STATED GOAL -> In the entries below, find the lines with the word "down" and copy them.
▼
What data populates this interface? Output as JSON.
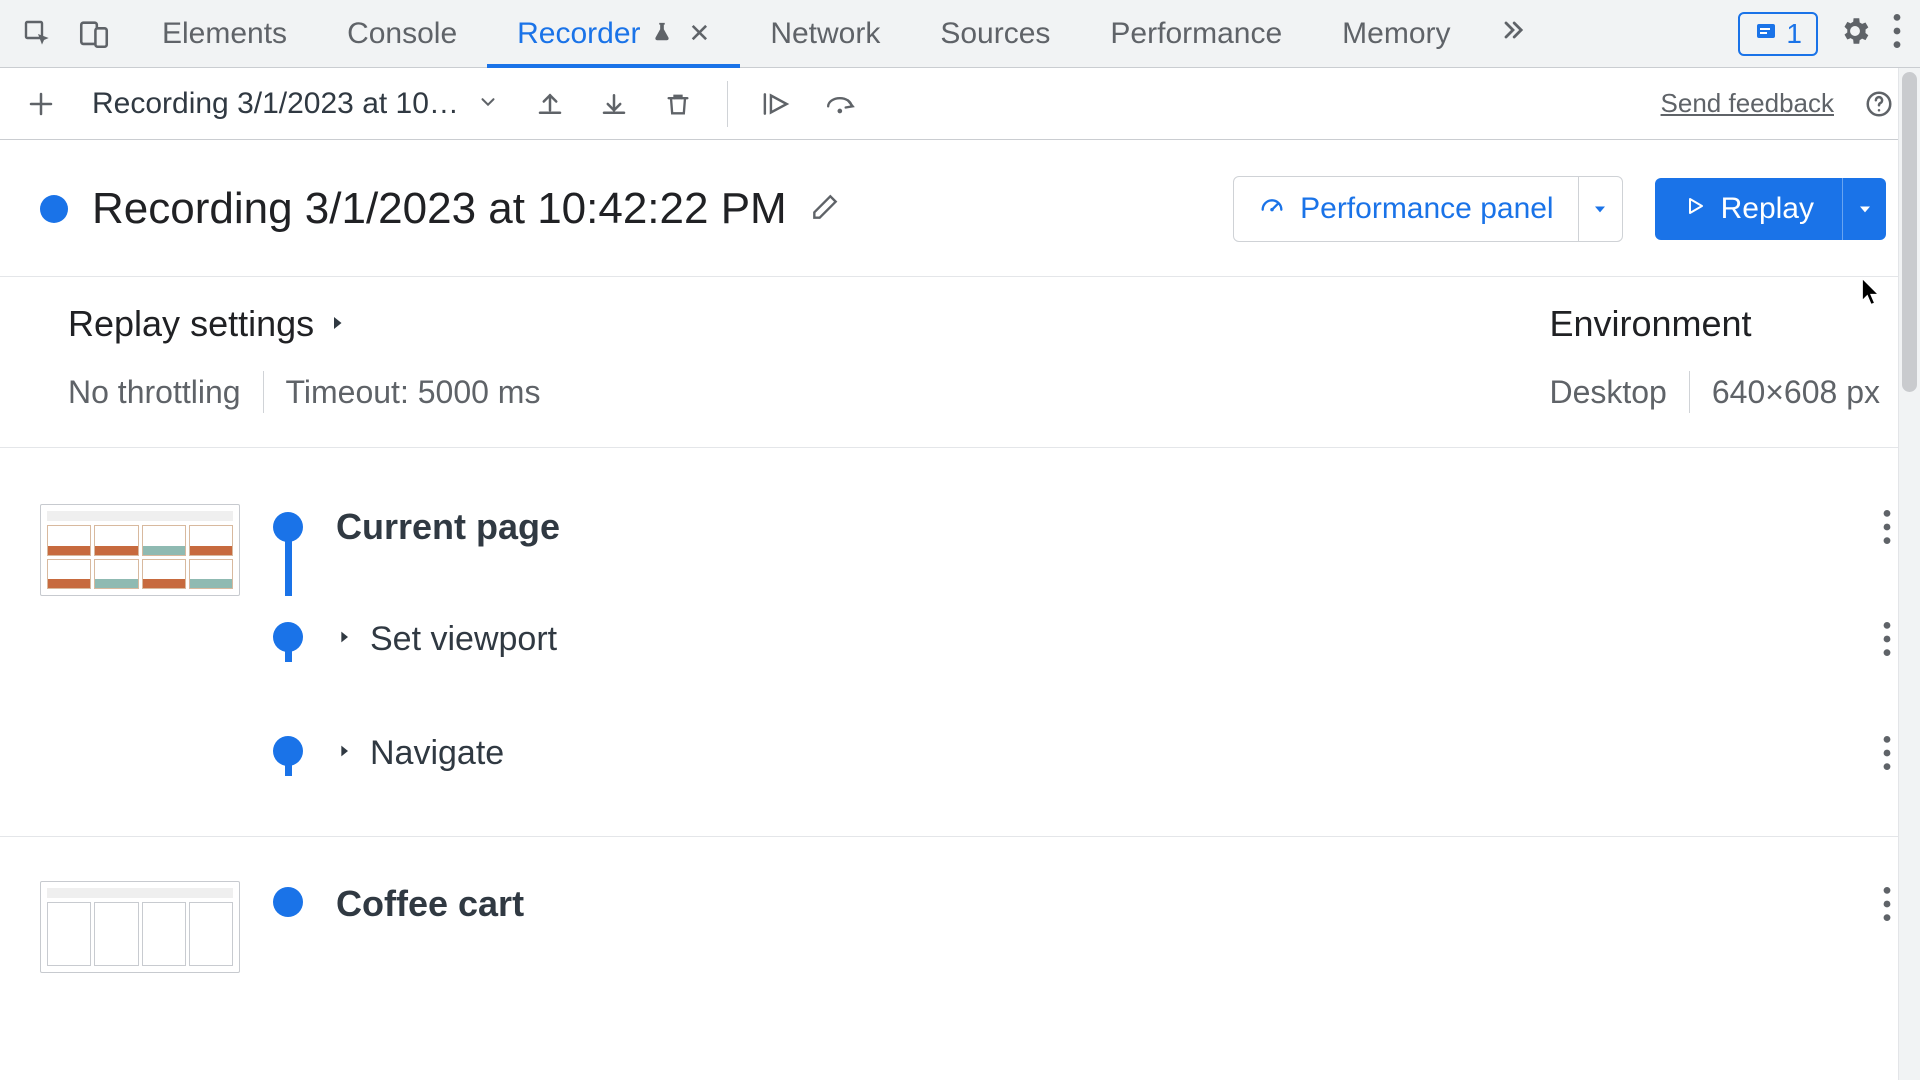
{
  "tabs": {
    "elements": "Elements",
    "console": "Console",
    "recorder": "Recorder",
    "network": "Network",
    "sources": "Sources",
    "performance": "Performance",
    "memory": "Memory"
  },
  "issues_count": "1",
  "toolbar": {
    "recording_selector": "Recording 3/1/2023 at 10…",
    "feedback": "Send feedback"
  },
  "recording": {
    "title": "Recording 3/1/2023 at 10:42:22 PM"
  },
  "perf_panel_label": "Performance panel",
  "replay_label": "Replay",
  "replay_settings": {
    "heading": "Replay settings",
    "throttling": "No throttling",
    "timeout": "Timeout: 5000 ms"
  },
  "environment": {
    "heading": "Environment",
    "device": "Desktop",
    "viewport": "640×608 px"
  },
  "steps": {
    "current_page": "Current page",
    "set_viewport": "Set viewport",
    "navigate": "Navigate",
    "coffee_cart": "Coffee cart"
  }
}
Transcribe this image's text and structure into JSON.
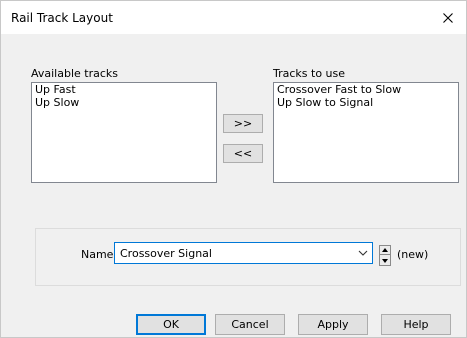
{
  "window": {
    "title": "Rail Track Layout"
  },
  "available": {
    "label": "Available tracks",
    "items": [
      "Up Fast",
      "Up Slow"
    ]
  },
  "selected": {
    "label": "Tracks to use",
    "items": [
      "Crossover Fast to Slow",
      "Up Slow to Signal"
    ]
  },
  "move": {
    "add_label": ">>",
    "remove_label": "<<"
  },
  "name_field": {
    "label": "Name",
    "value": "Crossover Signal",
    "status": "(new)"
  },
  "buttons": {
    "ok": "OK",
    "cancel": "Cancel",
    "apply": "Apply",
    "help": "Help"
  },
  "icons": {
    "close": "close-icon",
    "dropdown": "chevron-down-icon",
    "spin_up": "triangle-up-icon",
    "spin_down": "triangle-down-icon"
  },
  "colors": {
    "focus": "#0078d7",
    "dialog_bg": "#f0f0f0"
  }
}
▲
RESULT ->
    "dropdown": "chevron-down-icon",
    "spin_down": "triangle-down-icon"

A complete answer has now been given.